EXERCISE REQUIREMENTS:
Copy out each of the following lines word for word.
## BEGIN STORED RECORDS
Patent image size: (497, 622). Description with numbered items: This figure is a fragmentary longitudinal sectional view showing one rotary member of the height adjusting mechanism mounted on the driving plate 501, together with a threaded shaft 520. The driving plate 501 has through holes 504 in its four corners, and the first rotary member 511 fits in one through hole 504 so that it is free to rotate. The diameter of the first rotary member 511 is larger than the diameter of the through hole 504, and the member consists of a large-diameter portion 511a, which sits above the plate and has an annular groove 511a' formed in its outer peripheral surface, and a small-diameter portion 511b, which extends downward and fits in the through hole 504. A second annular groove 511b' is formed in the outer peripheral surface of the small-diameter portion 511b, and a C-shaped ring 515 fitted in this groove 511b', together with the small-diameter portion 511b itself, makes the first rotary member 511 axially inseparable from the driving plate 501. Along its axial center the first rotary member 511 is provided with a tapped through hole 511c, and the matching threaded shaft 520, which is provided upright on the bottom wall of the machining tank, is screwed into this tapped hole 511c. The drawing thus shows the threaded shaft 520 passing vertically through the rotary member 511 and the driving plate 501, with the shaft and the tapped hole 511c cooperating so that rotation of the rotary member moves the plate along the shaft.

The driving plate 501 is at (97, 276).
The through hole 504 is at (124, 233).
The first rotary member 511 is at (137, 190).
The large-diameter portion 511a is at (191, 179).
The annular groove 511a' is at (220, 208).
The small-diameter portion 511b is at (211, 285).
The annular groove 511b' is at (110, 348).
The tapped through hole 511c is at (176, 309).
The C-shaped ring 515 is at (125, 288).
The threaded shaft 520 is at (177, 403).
## END STORED RECORDS
SOLUTION FOR THIS EXERCISE:
Patent image size: (497, 622). Description with numbered items: This figure is a fragmentary longitudinal sectional view showing one rotary member of the height adjusting mechanism mounted on the driving plate 501, together with a threaded shaft 520. The driving plate 501 has through holes 504 in its four corners, and the first rotary member 511 fits in one through hole 504 so that it is free to rotate. The diameter of the first rotary member 511 is larger than the diameter of the through hole 504, and the member consists of a large-diameter portion 511a, which sits above the plate and has an annular groove 511a' formed in its outer peripheral surface, and a small-diameter portion 511b, which extends downward and fits in the through hole 504. A second annular groove 511b' is formed in the outer peripheral surface of the small-diameter portion 511b, and a C-shaped ring 515 fitted in this groove 511b', together with the small-diameter portion 511b itself, makes the first rotary member 511 axially inseparable from the driving plate 501. Along its axial center the first rotary member 511 is provided with a tapped through hole 511c, and the matching threaded shaft 520, which is provided upright on the bottom wall of the machining tank, is screwed into this tapped hole 511c. The drawing thus shows the threaded shaft 520 passing vertically through the rotary member 511 and the driving plate 501, with the shaft and the tapped hole 511c cooperating so that rotation of the rotary member moves the plate along the shaft.

The driving plate 501 is at (97, 276).
The through hole 504 is at (124, 233).
The first rotary member 511 is at (137, 190).
The large-diameter portion 511a is at (191, 179).
The annular groove 511a' is at (220, 208).
The small-diameter portion 511b is at (211, 285).
The annular groove 511b' is at (110, 348).
The tapped through hole 511c is at (176, 309).
The C-shaped ring 515 is at (125, 288).
The threaded shaft 520 is at (177, 403).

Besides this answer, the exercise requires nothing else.